Exclude the pictures, then repeat the remaining data exactly.

Source data:

·····

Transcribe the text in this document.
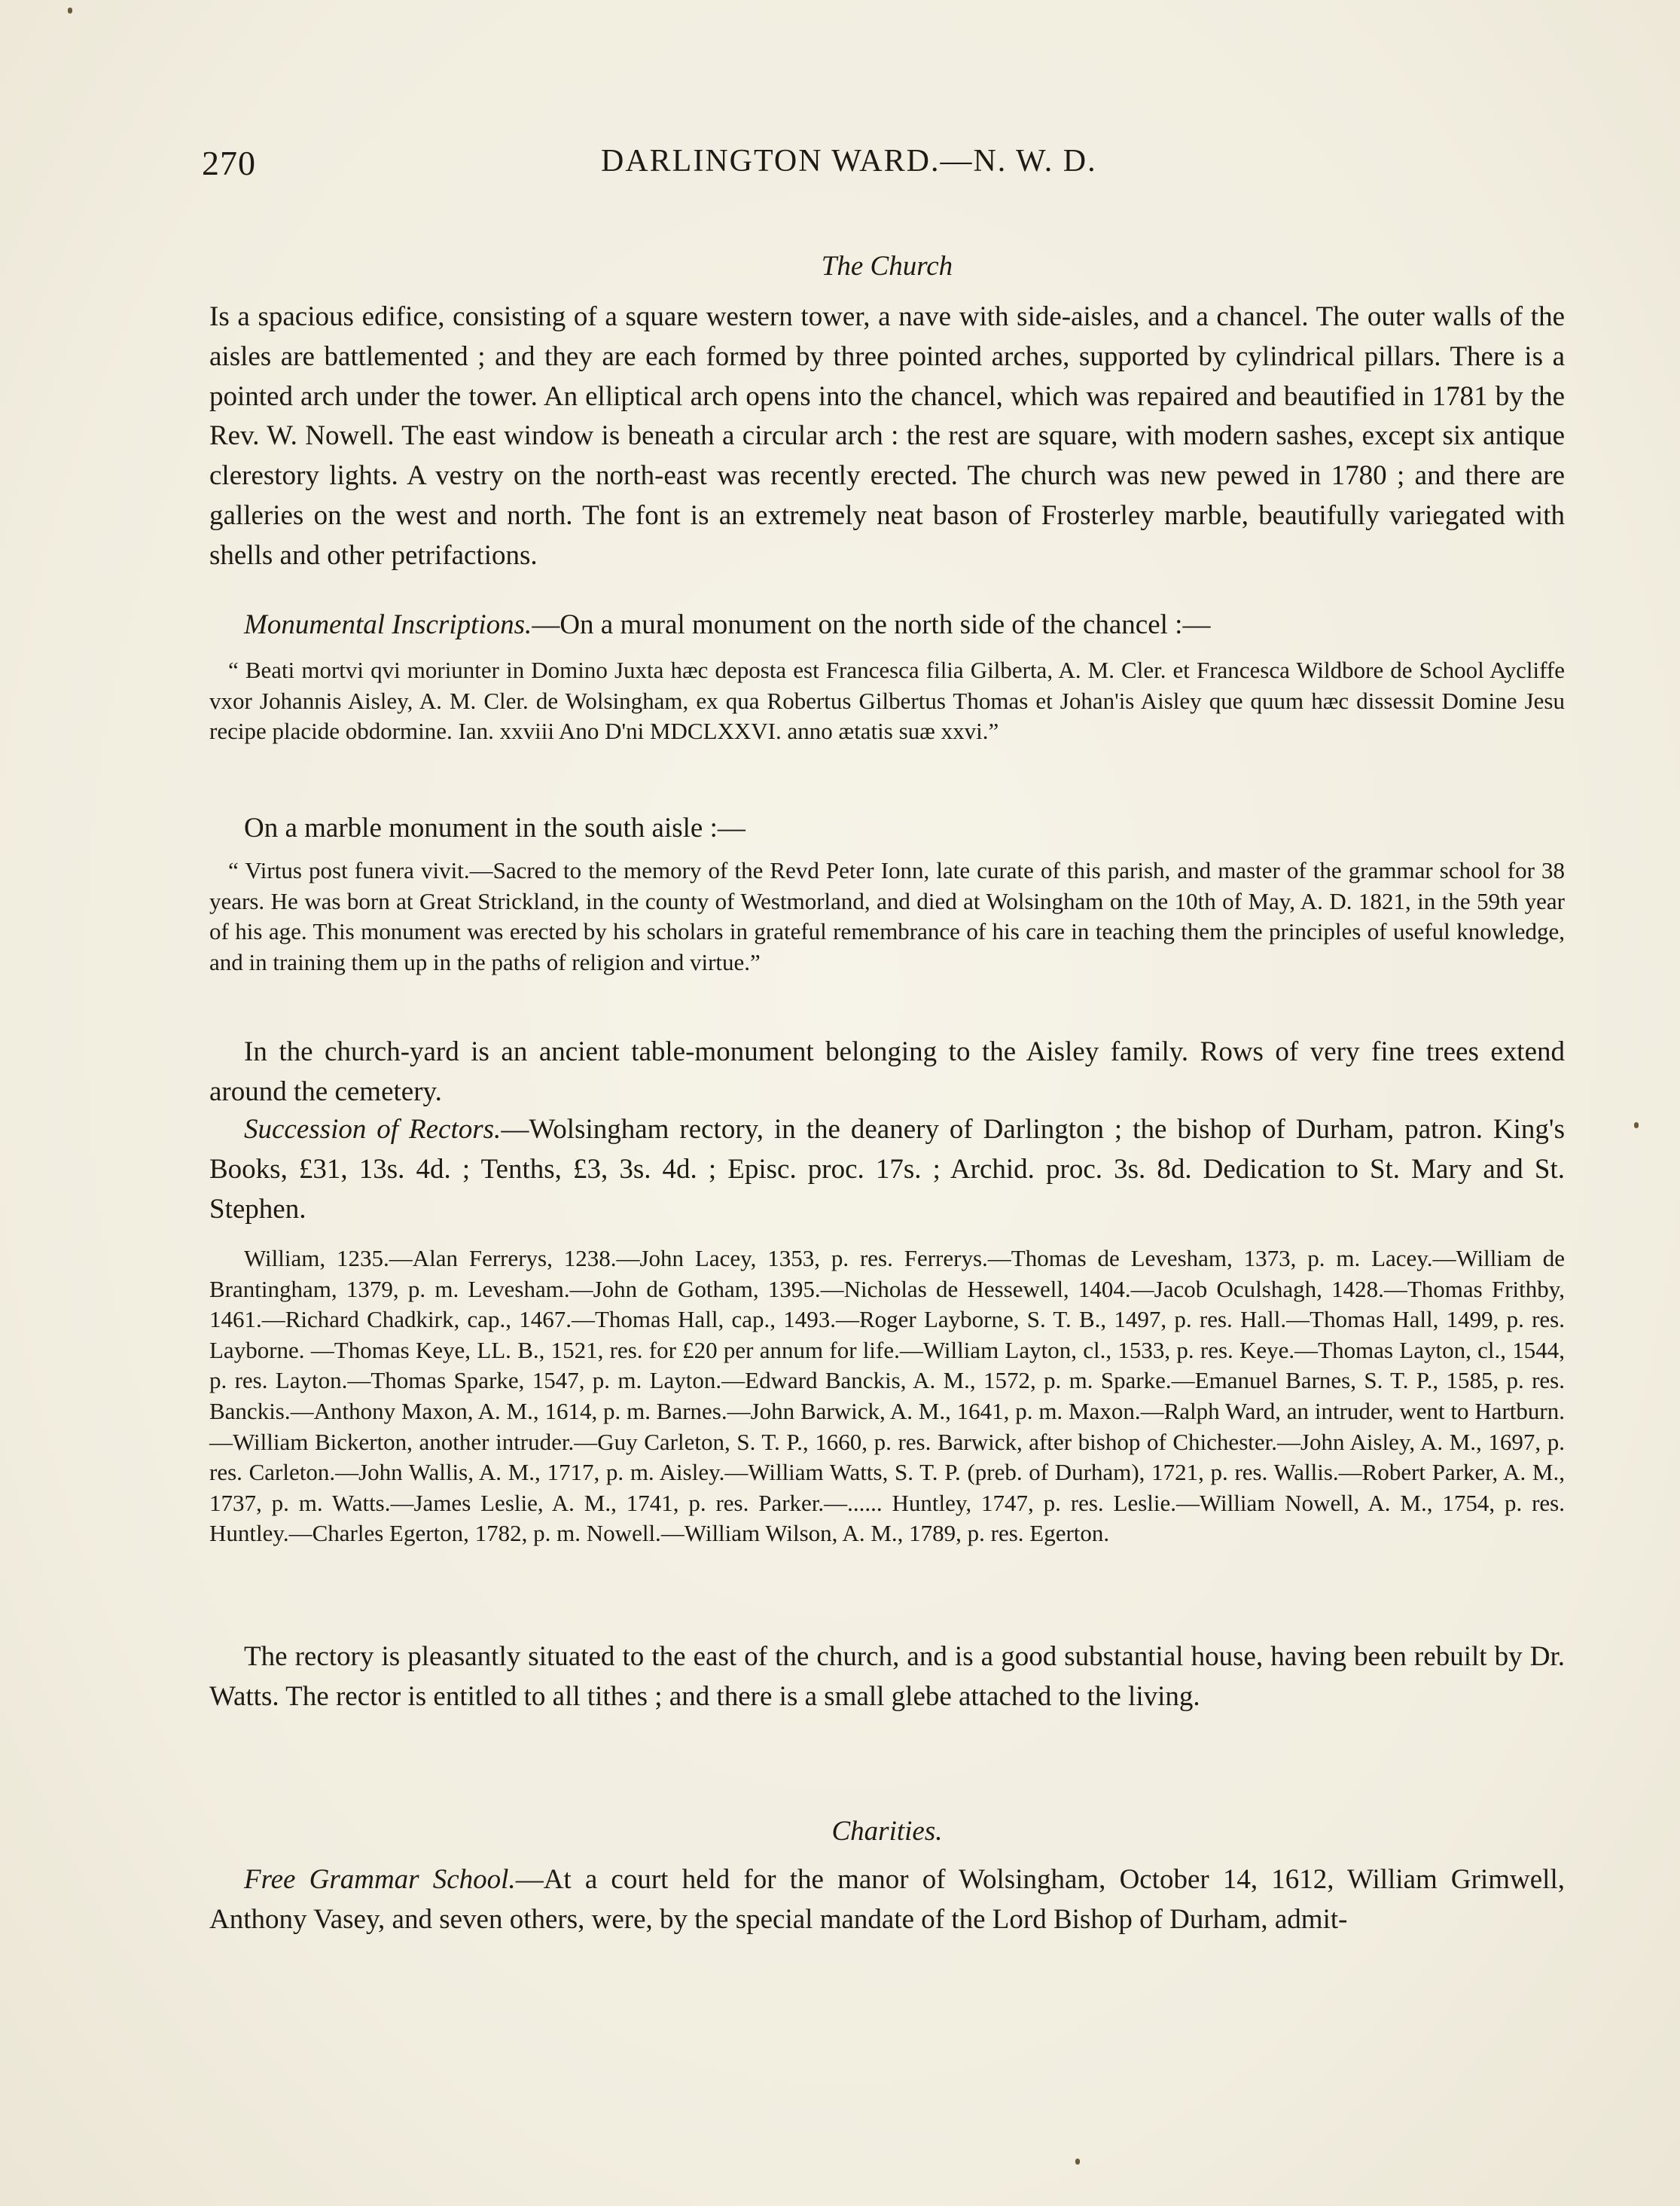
270	DARLINGTON WARD.—N. W. D.
The Church
Is a spacious edifice, consisting of a square western tower, a nave with side-aisles, and a chancel. The outer walls of the aisles are battlemented ; and they are each formed by three pointed arches, supported by cylindrical pillars. There is a pointed arch under the tower. An elliptical arch opens into the chancel, which was repaired and beautified in 1781 by the Rev. W. Nowell. The east window is beneath a circular arch : the rest are square, with modern sashes, except six antique clerestory lights. A vestry on the north-east was recently erected. The church was new pewed in 1780 ; and there are galleries on the west and north. The font is an extremely neat bason of Frosterley marble, beautifully variegated with shells and other petrifactions.
Monumental Inscriptions.—On a mural monument on the north side of the chancel :—
“ Beati mortvi qvi moriunter in Domino Juxta hæc deposta est Francesca filia Gilberta, A. M. Cler. et Francesca Wildbore de School Aycliffe vxor Johannis Aisley, A. M. Cler. de Wolsingham, ex qua Robertus Gilbertus Thomas et Johan'is Aisley que quum hæc dissessit Domine Jesu recipe placide obdormine. Ian. xxviii Ano D'ni MDCLXXVI. anno ætatis suæ xxvi.”
On a marble monument in the south aisle :—
“ Virtus post funera vivit.—Sacred to the memory of the Revd Peter Ionn, late curate of this parish, and master of the grammar school for 38 years. He was born at Great Strickland, in the county of Westmorland, and died at Wolsingham on the 10th of May, A. D. 1821, in the 59th year of his age. This monument was erected by his scholars in grateful remembrance of his care in teaching them the principles of useful knowledge, and in training them up in the paths of religion and virtue.”
In the church-yard is an ancient table-monument belonging to the Aisley family. Rows of very fine trees extend around the cemetery.
Succession of Rectors.—Wolsingham rectory, in the deanery of Darlington ; the bishop of Durham, patron. King's Books, £31, 13s. 4d. ; Tenths, £3, 3s. 4d. ; Episc. proc. 17s. ; Archid. proc. 3s. 8d. Dedication to St. Mary and St. Stephen.
William, 1235.—Alan Ferrerys, 1238.—John Lacey, 1353, p. res. Ferrerys.—Thomas de Levesham, 1373, p. m. Lacey.—William de Brantingham, 1379, p. m. Levesham.—John de Gotham, 1395.—Nicholas de Hessewell, 1404.—Jacob Oculshagh, 1428.—Thomas Frithby, 1461.—Richard Chadkirk, cap., 1467.—Thomas Hall, cap., 1493.—Roger Layborne, S. T. B., 1497, p. res. Hall.—Thomas Hall, 1499, p. res. Layborne. —Thomas Keye, LL. B., 1521, res. for £20 per annum for life.—William Layton, cl., 1533, p. res. Keye.—Thomas Layton, cl., 1544, p. res. Layton.—Thomas Sparke, 1547, p. m. Layton.—Edward Banckis, A. M., 1572, p. m. Sparke.—Emanuel Barnes, S. T. P., 1585, p. res. Banckis.—Anthony Maxon, A. M., 1614, p. m. Barnes.—John Barwick, A. M., 1641, p. m. Maxon.—Ralph Ward, an intruder, went to Hartburn.—William Bickerton, another intruder.—Guy Carleton, S. T. P., 1660, p. res. Barwick, after bishop of Chichester.—John Aisley, A. M., 1697, p. res. Carleton.—John Wallis, A. M., 1717, p. m. Aisley.—William Watts, S. T. P. (preb. of Durham), 1721, p. res. Wallis.—Robert Parker, A. M., 1737, p. m. Watts.—James Leslie, A. M., 1741, p. res. Parker.—...... Huntley, 1747, p. res. Leslie.—William Nowell, A. M., 1754, p. res. Huntley.—Charles Egerton, 1782, p. m. Nowell.—William Wilson, A. M., 1789, p. res. Egerton.
The rectory is pleasantly situated to the east of the church, and is a good substantial house, having been rebuilt by Dr. Watts. The rector is entitled to all tithes ; and there is a small glebe attached to the living.
Charities.
Free Grammar School.—At a court held for the manor of Wolsingham, October 14, 1612, William Grimwell, Anthony Vasey, and seven others, were, by the special mandate of the Lord Bishop of Durham, admit-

·····

§ **Response to this task**
Transcribe the text in this document.
270	DARLINGTON WARD.—N. W. D.
The Church
Is a spacious edifice, consisting of a square western tower, a nave with side-aisles, and a chancel. The outer walls of the aisles are battlemented ; and they are each formed by three pointed arches, supported by cylindrical pillars. There is a pointed arch under the tower. An elliptical arch opens into the chancel, which was repaired and beautified in 1781 by the Rev. W. Nowell. The east window is beneath a circular arch : the rest are square, with modern sashes, except six antique clerestory lights. A vestry on the north-east was recently erected. The church was new pewed in 1780 ; and there are galleries on the west and north. The font is an extremely neat bason of Frosterley marble, beautifully variegated with shells and other petrifactions.
Monumental Inscriptions.—On a mural monument on the north side of the chancel :—
“ Beati mortvi qvi moriunter in Domino Juxta hæc deposta est Francesca filia Gilberta, A. M. Cler. et Francesca Wildbore de School Aycliffe vxor Johannis Aisley, A. M. Cler. de Wolsingham, ex qua Robertus Gilbertus Thomas et Johan'is Aisley que quum hæc dissessit Domine Jesu recipe placide obdormine. Ian. xxviii Ano D'ni MDCLXXVI. anno ætatis suæ xxvi.”
On a marble monument in the south aisle :—
“ Virtus post funera vivit.—Sacred to the memory of the Revd Peter Ionn, late curate of this parish, and master of the grammar school for 38 years. He was born at Great Strickland, in the county of Westmorland, and died at Wolsingham on the 10th of May, A. D. 1821, in the 59th year of his age. This monument was erected by his scholars in grateful remembrance of his care in teaching them the principles of useful knowledge, and in training them up in the paths of religion and virtue.”
In the church-yard is an ancient table-monument belonging to the Aisley family. Rows of very fine trees extend around the cemetery.
Succession of Rectors.—Wolsingham rectory, in the deanery of Darlington ; the bishop of Durham, patron. King's Books, £31, 13s. 4d. ; Tenths, £3, 3s. 4d. ; Episc. proc. 17s. ; Archid. proc. 3s. 8d. Dedication to St. Mary and St. Stephen.
William, 1235.—Alan Ferrerys, 1238.—John Lacey, 1353, p. res. Ferrerys.—Thomas de Levesham, 1373, p. m. Lacey.—William de Brantingham, 1379, p. m. Levesham.—John de Gotham, 1395.—Nicholas de Hessewell, 1404.—Jacob Oculshagh, 1428.—Thomas Frithby, 1461.—Richard Chadkirk, cap., 1467.—Thomas Hall, cap., 1493.—Roger Layborne, S. T. B., 1497, p. res. Hall.—Thomas Hall, 1499, p. res. Layborne. —Thomas Keye, LL. B., 1521, res. for £20 per annum for life.—William Layton, cl., 1533, p. res. Keye.—Thomas Layton, cl., 1544, p. res. Layton.—Thomas Sparke, 1547, p. m. Layton.—Edward Banckis, A. M., 1572, p. m. Sparke.—Emanuel Barnes, S. T. P., 1585, p. res. Banckis.—Anthony Maxon, A. M., 1614, p. m. Barnes.—John Barwick, A. M., 1641, p. m. Maxon.—Ralph Ward, an intruder, went to Hartburn.—William Bickerton, another intruder.—Guy Carleton, S. T. P., 1660, p. res. Barwick, after bishop of Chichester.—John Aisley, A. M., 1697, p. res. Carleton.—John Wallis, A. M., 1717, p. m. Aisley.—William Watts, S. T. P. (preb. of Durham), 1721, p. res. Wallis.—Robert Parker, A. M., 1737, p. m. Watts.—James Leslie, A. M., 1741, p. res. Parker.—...... Huntley, 1747, p. res. Leslie.—William Nowell, A. M., 1754, p. res. Huntley.—Charles Egerton, 1782, p. m. Nowell.—William Wilson, A. M., 1789, p. res. Egerton.
The rectory is pleasantly situated to the east of the church, and is a good substantial house, having been rebuilt by Dr. Watts. The rector is entitled to all tithes ; and there is a small glebe attached to the living.
Charities.
Free Grammar School.—At a court held for the manor of Wolsingham, October 14, 1612, William Grimwell, Anthony Vasey, and seven others, were, by the special mandate of the Lord Bishop of Durham, admit-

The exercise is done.